- **Given exercise**
Your answer should be one number: how many lines of the records hold the string "name".

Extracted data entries
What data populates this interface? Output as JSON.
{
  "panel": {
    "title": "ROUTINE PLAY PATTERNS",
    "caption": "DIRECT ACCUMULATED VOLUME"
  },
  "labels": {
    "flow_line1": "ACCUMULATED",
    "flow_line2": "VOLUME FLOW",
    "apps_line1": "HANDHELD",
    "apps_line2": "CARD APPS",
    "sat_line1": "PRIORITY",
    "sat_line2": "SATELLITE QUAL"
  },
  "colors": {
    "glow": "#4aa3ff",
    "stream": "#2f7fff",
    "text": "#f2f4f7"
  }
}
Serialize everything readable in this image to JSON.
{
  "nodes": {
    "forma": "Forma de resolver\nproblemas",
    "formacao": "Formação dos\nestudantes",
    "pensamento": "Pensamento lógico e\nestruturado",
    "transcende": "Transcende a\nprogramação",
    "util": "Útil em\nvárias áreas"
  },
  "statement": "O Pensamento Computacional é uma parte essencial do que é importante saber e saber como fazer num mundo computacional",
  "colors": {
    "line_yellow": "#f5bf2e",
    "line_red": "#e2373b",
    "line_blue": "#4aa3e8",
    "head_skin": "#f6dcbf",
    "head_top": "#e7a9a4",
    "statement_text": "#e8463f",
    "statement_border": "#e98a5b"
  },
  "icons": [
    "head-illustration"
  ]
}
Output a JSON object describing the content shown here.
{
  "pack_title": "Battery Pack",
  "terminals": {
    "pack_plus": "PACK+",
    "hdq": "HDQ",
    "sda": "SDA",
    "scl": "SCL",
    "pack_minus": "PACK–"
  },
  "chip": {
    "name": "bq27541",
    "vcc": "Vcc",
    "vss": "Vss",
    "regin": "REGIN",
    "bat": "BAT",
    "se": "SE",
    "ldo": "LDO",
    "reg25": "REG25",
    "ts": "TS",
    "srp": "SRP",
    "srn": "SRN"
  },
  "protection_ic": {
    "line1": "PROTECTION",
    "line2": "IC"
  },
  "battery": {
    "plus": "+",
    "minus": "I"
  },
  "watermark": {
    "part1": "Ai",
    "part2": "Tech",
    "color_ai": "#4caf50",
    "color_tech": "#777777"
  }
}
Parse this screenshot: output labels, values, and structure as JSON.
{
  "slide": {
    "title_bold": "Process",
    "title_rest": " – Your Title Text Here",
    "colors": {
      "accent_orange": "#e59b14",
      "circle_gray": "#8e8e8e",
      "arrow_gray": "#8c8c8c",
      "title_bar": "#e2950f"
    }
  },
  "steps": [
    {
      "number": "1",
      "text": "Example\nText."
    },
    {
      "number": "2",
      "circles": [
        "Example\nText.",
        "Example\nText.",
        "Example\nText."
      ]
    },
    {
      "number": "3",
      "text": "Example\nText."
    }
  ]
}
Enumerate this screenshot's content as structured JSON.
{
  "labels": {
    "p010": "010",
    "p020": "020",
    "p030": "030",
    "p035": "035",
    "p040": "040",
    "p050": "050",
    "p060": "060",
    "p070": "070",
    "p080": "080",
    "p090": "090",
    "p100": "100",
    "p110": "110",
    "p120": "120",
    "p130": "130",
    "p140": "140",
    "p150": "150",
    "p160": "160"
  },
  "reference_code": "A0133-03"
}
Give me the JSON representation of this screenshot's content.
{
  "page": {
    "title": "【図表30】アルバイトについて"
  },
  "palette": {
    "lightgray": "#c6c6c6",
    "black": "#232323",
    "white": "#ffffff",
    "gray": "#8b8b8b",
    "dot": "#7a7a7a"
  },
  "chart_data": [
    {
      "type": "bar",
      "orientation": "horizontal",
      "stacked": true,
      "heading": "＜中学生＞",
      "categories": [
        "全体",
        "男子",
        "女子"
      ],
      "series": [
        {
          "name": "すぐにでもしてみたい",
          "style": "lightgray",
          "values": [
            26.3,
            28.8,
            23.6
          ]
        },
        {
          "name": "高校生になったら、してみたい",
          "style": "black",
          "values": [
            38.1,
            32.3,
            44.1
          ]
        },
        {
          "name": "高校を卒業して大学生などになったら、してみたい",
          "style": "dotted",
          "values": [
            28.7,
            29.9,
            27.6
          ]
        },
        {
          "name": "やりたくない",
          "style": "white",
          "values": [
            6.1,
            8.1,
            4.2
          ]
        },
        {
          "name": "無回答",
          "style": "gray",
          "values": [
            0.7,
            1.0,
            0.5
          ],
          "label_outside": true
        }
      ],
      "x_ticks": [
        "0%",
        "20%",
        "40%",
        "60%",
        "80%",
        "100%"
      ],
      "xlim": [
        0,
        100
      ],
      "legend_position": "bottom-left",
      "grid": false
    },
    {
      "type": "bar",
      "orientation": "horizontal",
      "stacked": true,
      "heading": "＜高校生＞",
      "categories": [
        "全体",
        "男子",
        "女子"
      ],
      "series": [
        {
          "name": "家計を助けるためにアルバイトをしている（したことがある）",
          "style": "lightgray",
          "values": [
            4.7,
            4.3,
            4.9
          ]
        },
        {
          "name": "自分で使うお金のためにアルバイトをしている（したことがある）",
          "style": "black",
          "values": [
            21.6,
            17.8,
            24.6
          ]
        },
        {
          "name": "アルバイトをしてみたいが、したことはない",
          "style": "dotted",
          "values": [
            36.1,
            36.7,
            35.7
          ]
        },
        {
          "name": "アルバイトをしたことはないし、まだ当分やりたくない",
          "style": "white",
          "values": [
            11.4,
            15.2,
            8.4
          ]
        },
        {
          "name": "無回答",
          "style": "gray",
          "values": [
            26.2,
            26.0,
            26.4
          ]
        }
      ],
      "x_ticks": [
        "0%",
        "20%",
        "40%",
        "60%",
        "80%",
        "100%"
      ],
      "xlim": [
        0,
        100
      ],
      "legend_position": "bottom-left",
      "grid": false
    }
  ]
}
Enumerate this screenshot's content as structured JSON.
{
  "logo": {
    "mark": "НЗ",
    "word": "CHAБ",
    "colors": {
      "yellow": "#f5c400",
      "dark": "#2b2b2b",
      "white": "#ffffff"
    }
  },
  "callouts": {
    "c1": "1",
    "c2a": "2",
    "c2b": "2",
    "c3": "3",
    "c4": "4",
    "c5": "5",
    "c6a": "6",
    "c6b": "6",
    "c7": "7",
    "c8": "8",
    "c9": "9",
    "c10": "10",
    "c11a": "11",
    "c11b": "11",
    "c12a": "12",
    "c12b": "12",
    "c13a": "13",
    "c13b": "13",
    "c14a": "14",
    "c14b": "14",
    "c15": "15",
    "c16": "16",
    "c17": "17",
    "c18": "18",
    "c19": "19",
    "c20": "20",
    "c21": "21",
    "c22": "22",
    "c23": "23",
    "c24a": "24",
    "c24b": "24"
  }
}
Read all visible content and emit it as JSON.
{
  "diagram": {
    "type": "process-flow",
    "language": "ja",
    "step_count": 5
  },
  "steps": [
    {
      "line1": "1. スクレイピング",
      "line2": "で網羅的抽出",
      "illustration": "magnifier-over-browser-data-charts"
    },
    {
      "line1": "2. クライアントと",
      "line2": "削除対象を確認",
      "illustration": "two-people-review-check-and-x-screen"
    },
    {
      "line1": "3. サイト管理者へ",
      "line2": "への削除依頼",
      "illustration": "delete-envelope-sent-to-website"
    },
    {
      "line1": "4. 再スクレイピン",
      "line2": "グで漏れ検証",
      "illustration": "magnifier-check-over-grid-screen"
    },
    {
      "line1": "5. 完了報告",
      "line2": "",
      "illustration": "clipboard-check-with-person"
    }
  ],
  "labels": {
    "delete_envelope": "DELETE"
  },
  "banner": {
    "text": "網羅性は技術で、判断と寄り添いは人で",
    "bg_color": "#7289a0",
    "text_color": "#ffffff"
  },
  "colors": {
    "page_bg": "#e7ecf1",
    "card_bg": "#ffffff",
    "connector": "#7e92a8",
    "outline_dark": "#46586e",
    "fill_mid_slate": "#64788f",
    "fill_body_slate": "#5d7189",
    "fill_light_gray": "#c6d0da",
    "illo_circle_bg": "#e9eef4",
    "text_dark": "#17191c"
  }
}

- **Solution**
11